## Task description
Show all lines holding "this".

-- start Data provided --

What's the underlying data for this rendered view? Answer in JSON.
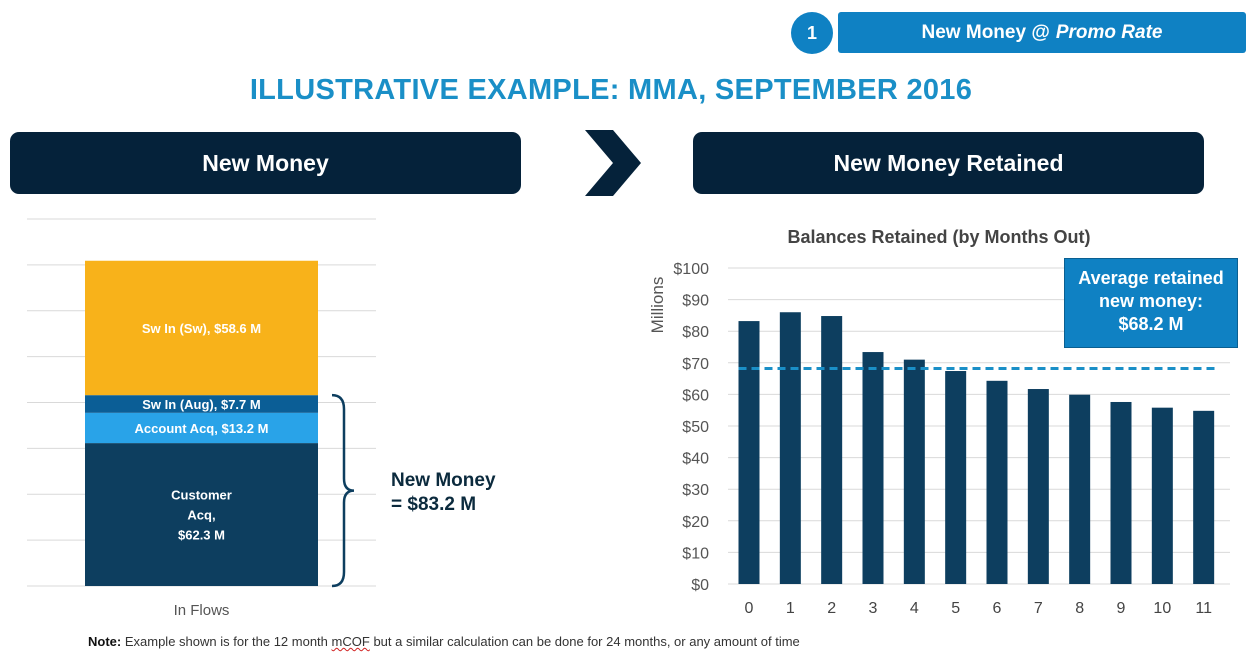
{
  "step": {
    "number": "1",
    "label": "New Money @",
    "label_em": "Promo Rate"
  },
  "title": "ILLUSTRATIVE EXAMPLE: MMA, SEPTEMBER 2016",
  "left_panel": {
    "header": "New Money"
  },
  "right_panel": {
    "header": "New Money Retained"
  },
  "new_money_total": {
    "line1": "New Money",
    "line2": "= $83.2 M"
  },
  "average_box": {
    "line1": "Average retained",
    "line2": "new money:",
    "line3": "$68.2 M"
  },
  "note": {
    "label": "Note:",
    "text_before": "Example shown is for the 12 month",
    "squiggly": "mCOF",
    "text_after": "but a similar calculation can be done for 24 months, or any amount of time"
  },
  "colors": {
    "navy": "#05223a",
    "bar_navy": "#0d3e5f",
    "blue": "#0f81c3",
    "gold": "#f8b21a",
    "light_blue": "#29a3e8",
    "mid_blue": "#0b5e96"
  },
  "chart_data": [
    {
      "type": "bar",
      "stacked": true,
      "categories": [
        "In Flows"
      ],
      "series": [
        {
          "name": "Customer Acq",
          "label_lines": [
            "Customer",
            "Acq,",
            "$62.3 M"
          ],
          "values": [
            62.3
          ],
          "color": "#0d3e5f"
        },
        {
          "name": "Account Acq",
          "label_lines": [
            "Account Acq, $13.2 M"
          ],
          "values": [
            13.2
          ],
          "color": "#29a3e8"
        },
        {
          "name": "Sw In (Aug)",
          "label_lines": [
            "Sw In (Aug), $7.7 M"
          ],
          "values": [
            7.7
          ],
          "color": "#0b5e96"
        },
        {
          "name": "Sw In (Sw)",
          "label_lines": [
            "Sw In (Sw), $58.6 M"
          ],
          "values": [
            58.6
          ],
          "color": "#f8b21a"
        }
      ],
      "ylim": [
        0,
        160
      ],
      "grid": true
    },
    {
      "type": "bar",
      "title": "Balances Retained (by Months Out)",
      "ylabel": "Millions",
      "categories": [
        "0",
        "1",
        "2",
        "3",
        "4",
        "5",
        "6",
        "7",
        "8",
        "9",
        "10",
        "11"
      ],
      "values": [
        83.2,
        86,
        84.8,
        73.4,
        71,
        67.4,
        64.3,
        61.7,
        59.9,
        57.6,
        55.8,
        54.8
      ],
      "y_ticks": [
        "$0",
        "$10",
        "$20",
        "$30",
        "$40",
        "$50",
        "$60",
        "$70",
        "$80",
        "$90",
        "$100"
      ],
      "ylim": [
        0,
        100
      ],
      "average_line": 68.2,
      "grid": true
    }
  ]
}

-- end Data provided --
-- start Data provided --

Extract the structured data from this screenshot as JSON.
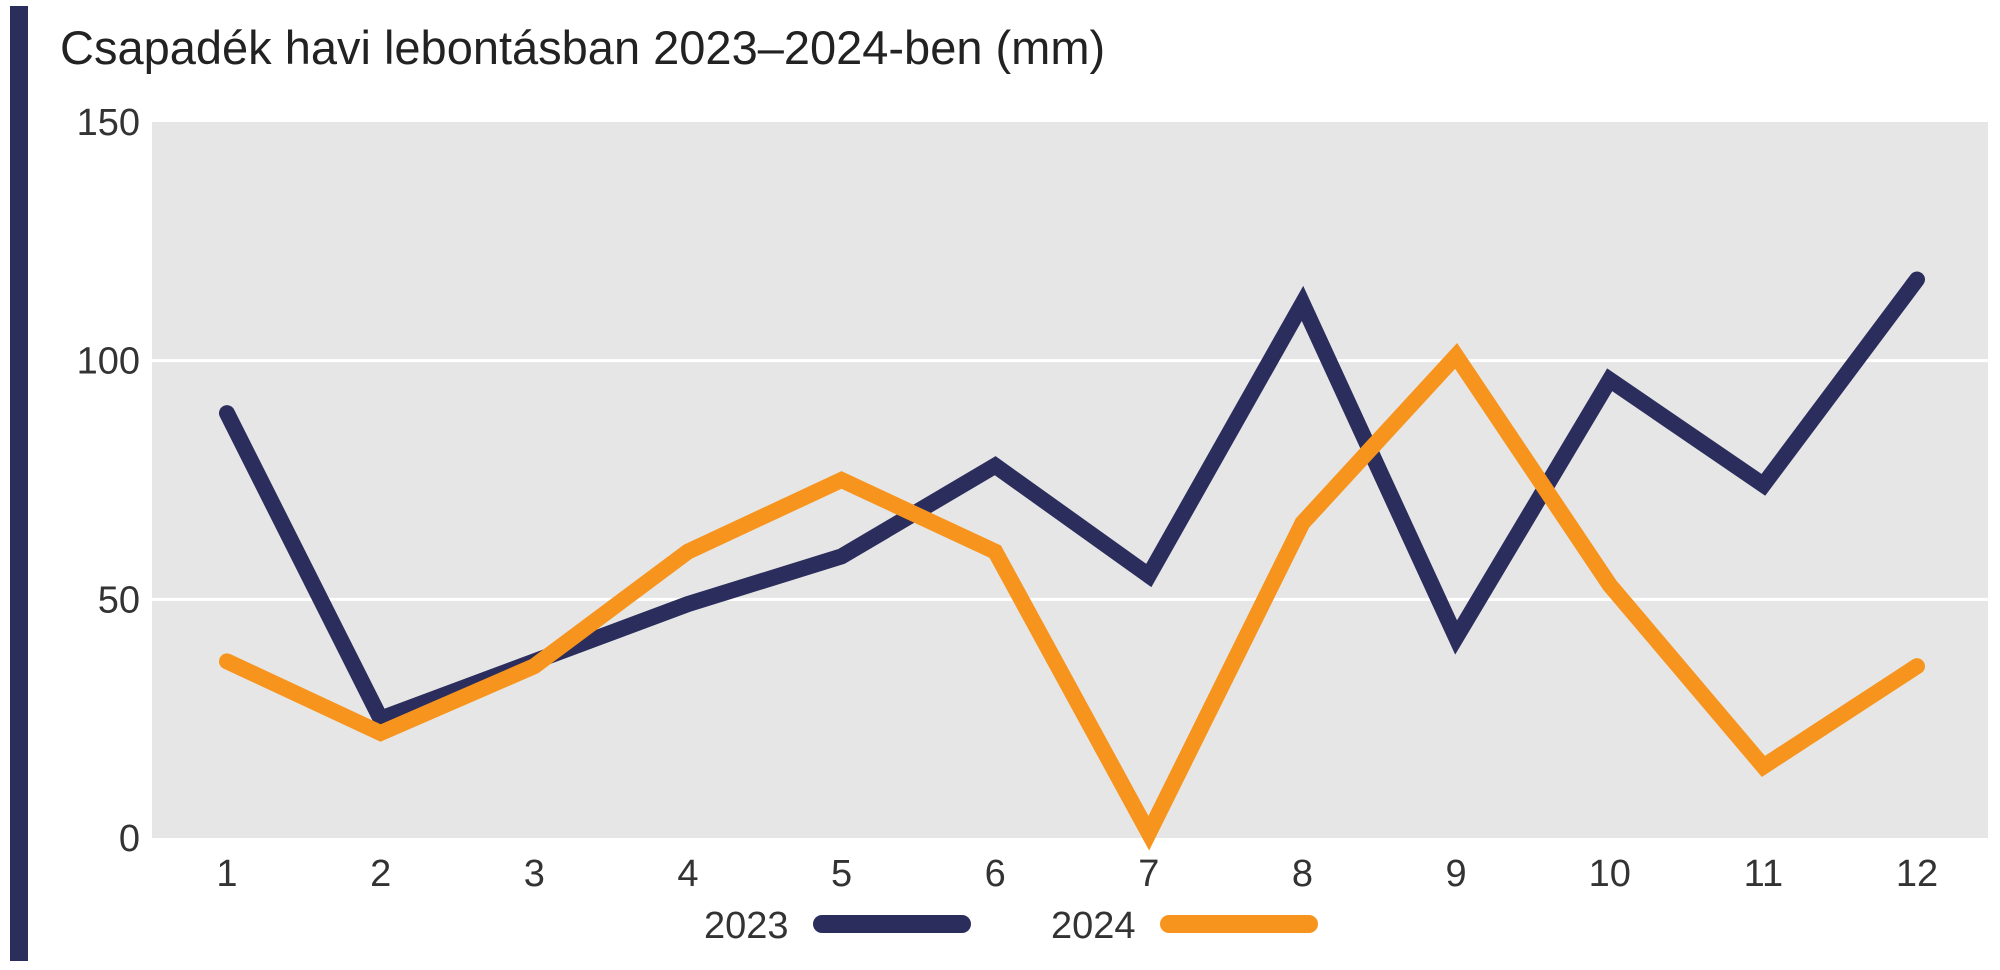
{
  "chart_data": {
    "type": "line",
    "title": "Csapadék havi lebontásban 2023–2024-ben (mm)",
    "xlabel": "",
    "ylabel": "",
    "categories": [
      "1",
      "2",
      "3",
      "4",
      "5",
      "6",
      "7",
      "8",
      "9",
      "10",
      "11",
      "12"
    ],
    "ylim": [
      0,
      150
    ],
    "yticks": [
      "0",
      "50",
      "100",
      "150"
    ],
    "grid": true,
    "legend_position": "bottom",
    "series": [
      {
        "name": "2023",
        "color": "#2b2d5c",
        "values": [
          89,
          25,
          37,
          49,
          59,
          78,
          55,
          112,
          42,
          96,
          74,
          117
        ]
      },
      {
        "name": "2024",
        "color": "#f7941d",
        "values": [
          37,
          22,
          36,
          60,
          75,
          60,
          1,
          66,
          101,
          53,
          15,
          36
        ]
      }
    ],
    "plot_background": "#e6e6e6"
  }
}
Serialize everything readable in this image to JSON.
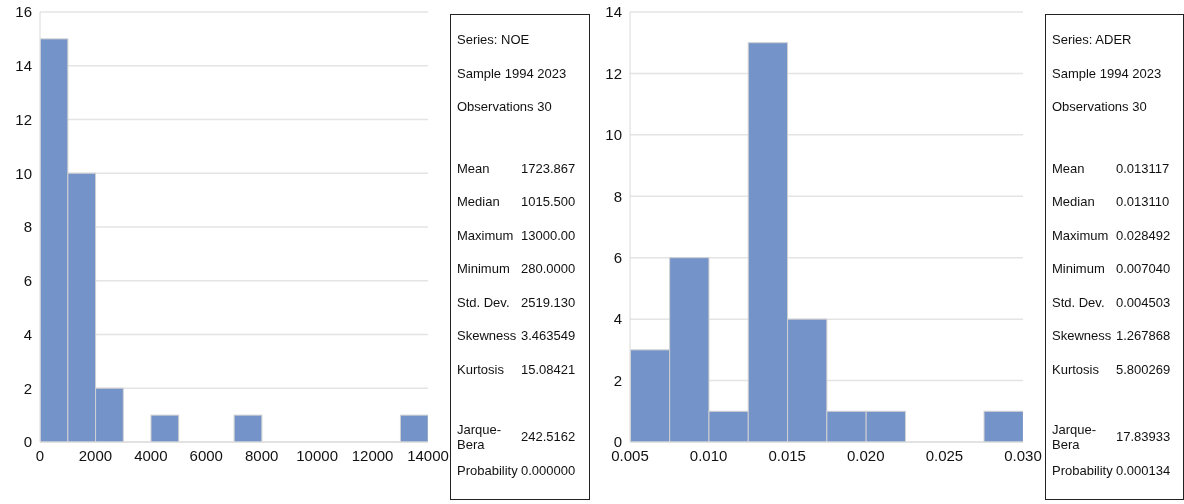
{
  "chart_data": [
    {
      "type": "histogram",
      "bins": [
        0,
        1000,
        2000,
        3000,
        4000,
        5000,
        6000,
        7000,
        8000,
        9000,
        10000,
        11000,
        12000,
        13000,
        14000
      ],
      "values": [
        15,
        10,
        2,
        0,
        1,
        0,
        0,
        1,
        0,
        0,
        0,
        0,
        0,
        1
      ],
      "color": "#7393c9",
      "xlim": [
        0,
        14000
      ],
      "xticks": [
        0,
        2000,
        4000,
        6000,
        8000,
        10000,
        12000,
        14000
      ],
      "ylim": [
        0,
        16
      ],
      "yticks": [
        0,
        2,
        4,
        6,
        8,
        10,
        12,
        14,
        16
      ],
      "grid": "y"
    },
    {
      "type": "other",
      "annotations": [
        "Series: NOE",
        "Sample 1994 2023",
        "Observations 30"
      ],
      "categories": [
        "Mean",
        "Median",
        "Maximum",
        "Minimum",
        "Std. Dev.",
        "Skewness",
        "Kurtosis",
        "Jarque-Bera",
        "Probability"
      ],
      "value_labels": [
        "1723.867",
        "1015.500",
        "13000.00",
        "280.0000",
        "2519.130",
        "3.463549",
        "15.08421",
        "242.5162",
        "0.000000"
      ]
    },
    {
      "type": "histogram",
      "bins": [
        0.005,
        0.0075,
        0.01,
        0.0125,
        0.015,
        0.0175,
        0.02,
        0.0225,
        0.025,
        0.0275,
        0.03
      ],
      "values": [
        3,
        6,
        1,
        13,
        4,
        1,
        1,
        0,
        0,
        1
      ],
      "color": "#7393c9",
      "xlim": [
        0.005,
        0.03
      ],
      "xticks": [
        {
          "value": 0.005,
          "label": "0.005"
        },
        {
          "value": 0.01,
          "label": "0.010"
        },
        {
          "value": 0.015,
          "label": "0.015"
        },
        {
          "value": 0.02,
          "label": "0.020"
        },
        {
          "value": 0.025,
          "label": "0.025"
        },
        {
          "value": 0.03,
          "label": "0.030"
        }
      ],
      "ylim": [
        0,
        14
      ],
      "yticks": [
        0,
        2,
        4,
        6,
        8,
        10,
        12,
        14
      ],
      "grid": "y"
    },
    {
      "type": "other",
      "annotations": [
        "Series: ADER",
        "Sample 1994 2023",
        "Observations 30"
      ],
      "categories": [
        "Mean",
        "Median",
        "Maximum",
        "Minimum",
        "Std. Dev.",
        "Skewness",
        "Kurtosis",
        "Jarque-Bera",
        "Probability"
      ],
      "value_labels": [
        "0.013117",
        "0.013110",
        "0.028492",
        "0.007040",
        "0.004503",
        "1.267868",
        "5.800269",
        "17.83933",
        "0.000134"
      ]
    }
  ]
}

-- end Data provided --

## Problem solution
What's the underlying data for this rendered view? Answer in JSON.
Extract the structured data from this screenshot as JSON.
Serialize everything readable in this image to JSON.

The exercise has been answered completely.